- _INSTRUCTION_
Provide an exact reproduction of every entry.

— begin SOURCE MATERIAL —

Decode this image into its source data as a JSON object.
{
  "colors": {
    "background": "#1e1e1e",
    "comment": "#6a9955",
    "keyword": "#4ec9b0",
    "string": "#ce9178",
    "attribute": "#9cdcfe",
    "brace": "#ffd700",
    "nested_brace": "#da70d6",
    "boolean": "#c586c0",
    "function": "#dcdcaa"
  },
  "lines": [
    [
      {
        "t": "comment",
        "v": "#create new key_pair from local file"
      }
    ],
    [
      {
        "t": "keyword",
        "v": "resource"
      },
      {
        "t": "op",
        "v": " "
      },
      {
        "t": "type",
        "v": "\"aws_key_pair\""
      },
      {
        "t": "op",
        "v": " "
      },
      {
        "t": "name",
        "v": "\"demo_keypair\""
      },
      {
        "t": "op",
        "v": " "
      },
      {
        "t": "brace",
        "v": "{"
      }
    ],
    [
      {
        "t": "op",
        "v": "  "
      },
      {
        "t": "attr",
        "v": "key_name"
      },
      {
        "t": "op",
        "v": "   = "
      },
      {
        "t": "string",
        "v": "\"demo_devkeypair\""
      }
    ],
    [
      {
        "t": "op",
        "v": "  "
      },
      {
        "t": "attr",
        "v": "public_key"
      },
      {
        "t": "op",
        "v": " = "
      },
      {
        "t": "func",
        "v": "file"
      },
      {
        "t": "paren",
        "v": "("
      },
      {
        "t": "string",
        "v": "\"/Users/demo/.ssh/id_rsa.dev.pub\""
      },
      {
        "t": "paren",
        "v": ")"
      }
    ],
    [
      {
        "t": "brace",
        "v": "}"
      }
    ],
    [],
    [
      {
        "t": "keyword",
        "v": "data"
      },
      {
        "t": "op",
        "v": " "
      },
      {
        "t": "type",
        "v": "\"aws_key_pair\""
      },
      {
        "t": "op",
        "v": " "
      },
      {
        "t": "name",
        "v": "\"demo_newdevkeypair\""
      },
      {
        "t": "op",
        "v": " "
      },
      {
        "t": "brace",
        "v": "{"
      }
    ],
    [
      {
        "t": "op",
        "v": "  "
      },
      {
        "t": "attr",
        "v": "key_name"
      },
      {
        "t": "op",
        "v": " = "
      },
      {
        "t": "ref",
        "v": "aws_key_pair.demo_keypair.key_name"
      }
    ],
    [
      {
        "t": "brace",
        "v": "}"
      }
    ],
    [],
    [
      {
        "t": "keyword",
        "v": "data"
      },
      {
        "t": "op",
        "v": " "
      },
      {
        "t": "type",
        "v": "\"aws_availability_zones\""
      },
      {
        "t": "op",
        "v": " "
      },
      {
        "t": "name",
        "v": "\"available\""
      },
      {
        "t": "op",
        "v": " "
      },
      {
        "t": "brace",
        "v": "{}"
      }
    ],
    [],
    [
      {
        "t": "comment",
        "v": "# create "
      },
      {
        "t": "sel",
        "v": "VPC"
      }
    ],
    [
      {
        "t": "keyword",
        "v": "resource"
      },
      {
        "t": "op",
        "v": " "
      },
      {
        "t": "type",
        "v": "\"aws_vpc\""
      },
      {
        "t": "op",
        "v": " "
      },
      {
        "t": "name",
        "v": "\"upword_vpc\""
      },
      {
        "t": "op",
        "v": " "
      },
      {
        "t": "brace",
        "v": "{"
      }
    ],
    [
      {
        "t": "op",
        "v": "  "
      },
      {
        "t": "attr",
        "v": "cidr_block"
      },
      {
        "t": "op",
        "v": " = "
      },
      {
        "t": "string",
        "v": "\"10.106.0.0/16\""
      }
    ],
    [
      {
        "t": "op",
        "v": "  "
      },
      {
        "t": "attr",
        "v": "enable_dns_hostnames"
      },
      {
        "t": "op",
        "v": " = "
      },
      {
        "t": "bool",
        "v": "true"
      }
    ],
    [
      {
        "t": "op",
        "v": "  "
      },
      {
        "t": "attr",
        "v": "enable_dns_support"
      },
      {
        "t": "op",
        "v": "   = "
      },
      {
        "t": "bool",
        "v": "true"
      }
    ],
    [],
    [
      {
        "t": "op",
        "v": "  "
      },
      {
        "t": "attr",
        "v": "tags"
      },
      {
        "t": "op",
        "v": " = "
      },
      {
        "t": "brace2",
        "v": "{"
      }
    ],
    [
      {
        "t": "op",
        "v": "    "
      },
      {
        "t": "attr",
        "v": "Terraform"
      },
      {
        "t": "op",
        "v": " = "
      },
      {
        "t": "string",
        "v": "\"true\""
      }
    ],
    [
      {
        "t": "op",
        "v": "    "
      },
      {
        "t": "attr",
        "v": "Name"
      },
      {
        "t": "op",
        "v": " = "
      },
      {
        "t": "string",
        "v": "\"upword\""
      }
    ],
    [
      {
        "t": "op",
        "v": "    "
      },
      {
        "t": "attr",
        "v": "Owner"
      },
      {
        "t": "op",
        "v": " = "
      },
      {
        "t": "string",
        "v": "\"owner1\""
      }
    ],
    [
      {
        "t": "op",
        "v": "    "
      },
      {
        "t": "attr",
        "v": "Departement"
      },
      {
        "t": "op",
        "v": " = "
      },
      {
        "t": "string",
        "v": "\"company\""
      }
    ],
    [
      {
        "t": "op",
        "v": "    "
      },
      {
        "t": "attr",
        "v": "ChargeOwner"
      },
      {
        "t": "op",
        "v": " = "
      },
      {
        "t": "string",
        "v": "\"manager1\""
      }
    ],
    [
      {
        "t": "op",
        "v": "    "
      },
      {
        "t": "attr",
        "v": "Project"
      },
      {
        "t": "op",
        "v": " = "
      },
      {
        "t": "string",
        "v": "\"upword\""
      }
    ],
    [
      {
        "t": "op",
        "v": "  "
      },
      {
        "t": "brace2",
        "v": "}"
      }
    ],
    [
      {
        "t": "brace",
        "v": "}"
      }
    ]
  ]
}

— end SOURCE MATERIAL —

- _CORRECT RESPONSE_
Decode this image into its source data as a JSON object.
{
  "colors": {
    "background": "#1e1e1e",
    "comment": "#6a9955",
    "keyword": "#4ec9b0",
    "string": "#ce9178",
    "attribute": "#9cdcfe",
    "brace": "#ffd700",
    "nested_brace": "#da70d6",
    "boolean": "#c586c0",
    "function": "#dcdcaa"
  },
  "lines": [
    [
      {
        "t": "comment",
        "v": "#create new key_pair from local file"
      }
    ],
    [
      {
        "t": "keyword",
        "v": "resource"
      },
      {
        "t": "op",
        "v": " "
      },
      {
        "t": "type",
        "v": "\"aws_key_pair\""
      },
      {
        "t": "op",
        "v": " "
      },
      {
        "t": "name",
        "v": "\"demo_keypair\""
      },
      {
        "t": "op",
        "v": " "
      },
      {
        "t": "brace",
        "v": "{"
      }
    ],
    [
      {
        "t": "op",
        "v": "  "
      },
      {
        "t": "attr",
        "v": "key_name"
      },
      {
        "t": "op",
        "v": "   = "
      },
      {
        "t": "string",
        "v": "\"demo_devkeypair\""
      }
    ],
    [
      {
        "t": "op",
        "v": "  "
      },
      {
        "t": "attr",
        "v": "public_key"
      },
      {
        "t": "op",
        "v": " = "
      },
      {
        "t": "func",
        "v": "file"
      },
      {
        "t": "paren",
        "v": "("
      },
      {
        "t": "string",
        "v": "\"/Users/demo/.ssh/id_rsa.dev.pub\""
      },
      {
        "t": "paren",
        "v": ")"
      }
    ],
    [
      {
        "t": "brace",
        "v": "}"
      }
    ],
    [],
    [
      {
        "t": "keyword",
        "v": "data"
      },
      {
        "t": "op",
        "v": " "
      },
      {
        "t": "type",
        "v": "\"aws_key_pair\""
      },
      {
        "t": "op",
        "v": " "
      },
      {
        "t": "name",
        "v": "\"demo_newdevkeypair\""
      },
      {
        "t": "op",
        "v": " "
      },
      {
        "t": "brace",
        "v": "{"
      }
    ],
    [
      {
        "t": "op",
        "v": "  "
      },
      {
        "t": "attr",
        "v": "key_name"
      },
      {
        "t": "op",
        "v": " = "
      },
      {
        "t": "ref",
        "v": "aws_key_pair.demo_keypair.key_name"
      }
    ],
    [
      {
        "t": "brace",
        "v": "}"
      }
    ],
    [],
    [
      {
        "t": "keyword",
        "v": "data"
      },
      {
        "t": "op",
        "v": " "
      },
      {
        "t": "type",
        "v": "\"aws_availability_zones\""
      },
      {
        "t": "op",
        "v": " "
      },
      {
        "t": "name",
        "v": "\"available\""
      },
      {
        "t": "op",
        "v": " "
      },
      {
        "t": "brace",
        "v": "{}"
      }
    ],
    [],
    [
      {
        "t": "comment",
        "v": "# create "
      },
      {
        "t": "sel",
        "v": "VPC"
      }
    ],
    [
      {
        "t": "keyword",
        "v": "resource"
      },
      {
        "t": "op",
        "v": " "
      },
      {
        "t": "type",
        "v": "\"aws_vpc\""
      },
      {
        "t": "op",
        "v": " "
      },
      {
        "t": "name",
        "v": "\"upword_vpc\""
      },
      {
        "t": "op",
        "v": " "
      },
      {
        "t": "brace",
        "v": "{"
      }
    ],
    [
      {
        "t": "op",
        "v": "  "
      },
      {
        "t": "attr",
        "v": "cidr_block"
      },
      {
        "t": "op",
        "v": " = "
      },
      {
        "t": "string",
        "v": "\"10.106.0.0/16\""
      }
    ],
    [
      {
        "t": "op",
        "v": "  "
      },
      {
        "t": "attr",
        "v": "enable_dns_hostnames"
      },
      {
        "t": "op",
        "v": " = "
      },
      {
        "t": "bool",
        "v": "true"
      }
    ],
    [
      {
        "t": "op",
        "v": "  "
      },
      {
        "t": "attr",
        "v": "enable_dns_support"
      },
      {
        "t": "op",
        "v": "   = "
      },
      {
        "t": "bool",
        "v": "true"
      }
    ],
    [],
    [
      {
        "t": "op",
        "v": "  "
      },
      {
        "t": "attr",
        "v": "tags"
      },
      {
        "t": "op",
        "v": " = "
      },
      {
        "t": "brace2",
        "v": "{"
      }
    ],
    [
      {
        "t": "op",
        "v": "    "
      },
      {
        "t": "attr",
        "v": "Terraform"
      },
      {
        "t": "op",
        "v": " = "
      },
      {
        "t": "string",
        "v": "\"true\""
      }
    ],
    [
      {
        "t": "op",
        "v": "    "
      },
      {
        "t": "attr",
        "v": "Name"
      },
      {
        "t": "op",
        "v": " = "
      },
      {
        "t": "string",
        "v": "\"upword\""
      }
    ],
    [
      {
        "t": "op",
        "v": "    "
      },
      {
        "t": "attr",
        "v": "Owner"
      },
      {
        "t": "op",
        "v": " = "
      },
      {
        "t": "string",
        "v": "\"owner1\""
      }
    ],
    [
      {
        "t": "op",
        "v": "    "
      },
      {
        "t": "attr",
        "v": "Departement"
      },
      {
        "t": "op",
        "v": " = "
      },
      {
        "t": "string",
        "v": "\"company\""
      }
    ],
    [
      {
        "t": "op",
        "v": "    "
      },
      {
        "t": "attr",
        "v": "ChargeOwner"
      },
      {
        "t": "op",
        "v": " = "
      },
      {
        "t": "string",
        "v": "\"manager1\""
      }
    ],
    [
      {
        "t": "op",
        "v": "    "
      },
      {
        "t": "attr",
        "v": "Project"
      },
      {
        "t": "op",
        "v": " = "
      },
      {
        "t": "string",
        "v": "\"upword\""
      }
    ],
    [
      {
        "t": "op",
        "v": "  "
      },
      {
        "t": "brace2",
        "v": "}"
      }
    ],
    [
      {
        "t": "brace",
        "v": "}"
      }
    ]
  ]
}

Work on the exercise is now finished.